** start of RECORDS TO USE **

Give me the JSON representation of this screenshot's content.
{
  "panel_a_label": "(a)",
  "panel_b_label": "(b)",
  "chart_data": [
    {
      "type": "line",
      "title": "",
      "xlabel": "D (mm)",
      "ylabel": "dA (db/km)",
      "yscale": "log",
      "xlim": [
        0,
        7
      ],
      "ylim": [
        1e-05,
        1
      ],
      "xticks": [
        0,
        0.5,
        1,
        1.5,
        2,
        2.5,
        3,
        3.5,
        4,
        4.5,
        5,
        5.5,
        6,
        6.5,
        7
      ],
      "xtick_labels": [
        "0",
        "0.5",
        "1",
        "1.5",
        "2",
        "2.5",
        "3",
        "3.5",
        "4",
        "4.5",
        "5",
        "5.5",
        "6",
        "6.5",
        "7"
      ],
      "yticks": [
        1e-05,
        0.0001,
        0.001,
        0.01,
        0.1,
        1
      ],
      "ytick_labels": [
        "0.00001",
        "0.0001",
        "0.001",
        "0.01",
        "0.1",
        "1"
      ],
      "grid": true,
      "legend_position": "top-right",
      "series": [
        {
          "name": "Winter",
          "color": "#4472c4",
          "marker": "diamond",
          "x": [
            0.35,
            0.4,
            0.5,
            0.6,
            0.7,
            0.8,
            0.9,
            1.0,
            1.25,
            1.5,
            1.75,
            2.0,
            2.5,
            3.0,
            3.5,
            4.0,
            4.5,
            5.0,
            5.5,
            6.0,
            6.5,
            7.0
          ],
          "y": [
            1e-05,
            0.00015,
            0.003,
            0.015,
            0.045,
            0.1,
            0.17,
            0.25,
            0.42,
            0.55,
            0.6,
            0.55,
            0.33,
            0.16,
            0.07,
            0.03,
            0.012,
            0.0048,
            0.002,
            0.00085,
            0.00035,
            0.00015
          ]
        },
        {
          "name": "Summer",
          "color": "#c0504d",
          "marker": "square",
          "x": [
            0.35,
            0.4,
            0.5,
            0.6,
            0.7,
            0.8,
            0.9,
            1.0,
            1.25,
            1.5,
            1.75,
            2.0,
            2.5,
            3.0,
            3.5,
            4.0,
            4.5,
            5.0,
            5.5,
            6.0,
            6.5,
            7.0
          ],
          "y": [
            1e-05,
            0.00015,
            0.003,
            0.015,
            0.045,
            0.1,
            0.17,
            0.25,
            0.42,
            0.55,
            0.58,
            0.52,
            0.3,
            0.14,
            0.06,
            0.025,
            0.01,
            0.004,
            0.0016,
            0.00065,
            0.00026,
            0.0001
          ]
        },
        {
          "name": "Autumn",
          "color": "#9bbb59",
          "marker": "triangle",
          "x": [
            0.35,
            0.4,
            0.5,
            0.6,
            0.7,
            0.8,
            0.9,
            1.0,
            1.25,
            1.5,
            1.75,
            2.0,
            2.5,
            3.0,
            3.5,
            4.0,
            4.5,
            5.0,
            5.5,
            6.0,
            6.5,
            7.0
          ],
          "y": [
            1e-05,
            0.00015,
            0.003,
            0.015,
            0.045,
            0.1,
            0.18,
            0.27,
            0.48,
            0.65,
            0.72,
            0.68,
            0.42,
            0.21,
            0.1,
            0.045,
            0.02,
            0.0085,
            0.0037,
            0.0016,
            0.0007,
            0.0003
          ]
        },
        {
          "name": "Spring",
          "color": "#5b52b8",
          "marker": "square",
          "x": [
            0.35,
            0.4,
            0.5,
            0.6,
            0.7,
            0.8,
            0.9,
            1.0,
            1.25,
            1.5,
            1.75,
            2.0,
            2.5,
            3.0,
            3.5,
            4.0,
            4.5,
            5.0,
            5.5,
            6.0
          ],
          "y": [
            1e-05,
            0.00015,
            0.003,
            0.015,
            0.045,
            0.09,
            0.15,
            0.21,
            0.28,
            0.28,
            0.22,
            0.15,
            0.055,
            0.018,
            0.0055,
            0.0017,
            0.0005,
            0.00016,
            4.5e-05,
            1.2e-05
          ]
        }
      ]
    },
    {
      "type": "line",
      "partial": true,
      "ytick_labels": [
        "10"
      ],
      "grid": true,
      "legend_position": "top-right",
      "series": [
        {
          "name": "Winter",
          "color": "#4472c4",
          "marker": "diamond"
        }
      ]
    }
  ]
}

** end of RECORDS TO USE **

# THE EXERCISE
Extract the full set of entries word for word.

# ANSWER TO THE TASK
Give me the JSON representation of this screenshot's content.
{
  "panel_a_label": "(a)",
  "panel_b_label": "(b)",
  "chart_data": [
    {
      "type": "line",
      "title": "",
      "xlabel": "D (mm)",
      "ylabel": "dA (db/km)",
      "yscale": "log",
      "xlim": [
        0,
        7
      ],
      "ylim": [
        1e-05,
        1
      ],
      "xticks": [
        0,
        0.5,
        1,
        1.5,
        2,
        2.5,
        3,
        3.5,
        4,
        4.5,
        5,
        5.5,
        6,
        6.5,
        7
      ],
      "xtick_labels": [
        "0",
        "0.5",
        "1",
        "1.5",
        "2",
        "2.5",
        "3",
        "3.5",
        "4",
        "4.5",
        "5",
        "5.5",
        "6",
        "6.5",
        "7"
      ],
      "yticks": [
        1e-05,
        0.0001,
        0.001,
        0.01,
        0.1,
        1
      ],
      "ytick_labels": [
        "0.00001",
        "0.0001",
        "0.001",
        "0.01",
        "0.1",
        "1"
      ],
      "grid": true,
      "legend_position": "top-right",
      "series": [
        {
          "name": "Winter",
          "color": "#4472c4",
          "marker": "diamond",
          "x": [
            0.35,
            0.4,
            0.5,
            0.6,
            0.7,
            0.8,
            0.9,
            1.0,
            1.25,
            1.5,
            1.75,
            2.0,
            2.5,
            3.0,
            3.5,
            4.0,
            4.5,
            5.0,
            5.5,
            6.0,
            6.5,
            7.0
          ],
          "y": [
            1e-05,
            0.00015,
            0.003,
            0.015,
            0.045,
            0.1,
            0.17,
            0.25,
            0.42,
            0.55,
            0.6,
            0.55,
            0.33,
            0.16,
            0.07,
            0.03,
            0.012,
            0.0048,
            0.002,
            0.00085,
            0.00035,
            0.00015
          ]
        },
        {
          "name": "Summer",
          "color": "#c0504d",
          "marker": "square",
          "x": [
            0.35,
            0.4,
            0.5,
            0.6,
            0.7,
            0.8,
            0.9,
            1.0,
            1.25,
            1.5,
            1.75,
            2.0,
            2.5,
            3.0,
            3.5,
            4.0,
            4.5,
            5.0,
            5.5,
            6.0,
            6.5,
            7.0
          ],
          "y": [
            1e-05,
            0.00015,
            0.003,
            0.015,
            0.045,
            0.1,
            0.17,
            0.25,
            0.42,
            0.55,
            0.58,
            0.52,
            0.3,
            0.14,
            0.06,
            0.025,
            0.01,
            0.004,
            0.0016,
            0.00065,
            0.00026,
            0.0001
          ]
        },
        {
          "name": "Autumn",
          "color": "#9bbb59",
          "marker": "triangle",
          "x": [
            0.35,
            0.4,
            0.5,
            0.6,
            0.7,
            0.8,
            0.9,
            1.0,
            1.25,
            1.5,
            1.75,
            2.0,
            2.5,
            3.0,
            3.5,
            4.0,
            4.5,
            5.0,
            5.5,
            6.0,
            6.5,
            7.0
          ],
          "y": [
            1e-05,
            0.00015,
            0.003,
            0.015,
            0.045,
            0.1,
            0.18,
            0.27,
            0.48,
            0.65,
            0.72,
            0.68,
            0.42,
            0.21,
            0.1,
            0.045,
            0.02,
            0.0085,
            0.0037,
            0.0016,
            0.0007,
            0.0003
          ]
        },
        {
          "name": "Spring",
          "color": "#5b52b8",
          "marker": "square",
          "x": [
            0.35,
            0.4,
            0.5,
            0.6,
            0.7,
            0.8,
            0.9,
            1.0,
            1.25,
            1.5,
            1.75,
            2.0,
            2.5,
            3.0,
            3.5,
            4.0,
            4.5,
            5.0,
            5.5,
            6.0
          ],
          "y": [
            1e-05,
            0.00015,
            0.003,
            0.015,
            0.045,
            0.09,
            0.15,
            0.21,
            0.28,
            0.28,
            0.22,
            0.15,
            0.055,
            0.018,
            0.0055,
            0.0017,
            0.0005,
            0.00016,
            4.5e-05,
            1.2e-05
          ]
        }
      ]
    },
    {
      "type": "line",
      "partial": true,
      "ytick_labels": [
        "10"
      ],
      "grid": true,
      "legend_position": "top-right",
      "series": [
        {
          "name": "Winter",
          "color": "#4472c4",
          "marker": "diamond"
        }
      ]
    }
  ]
}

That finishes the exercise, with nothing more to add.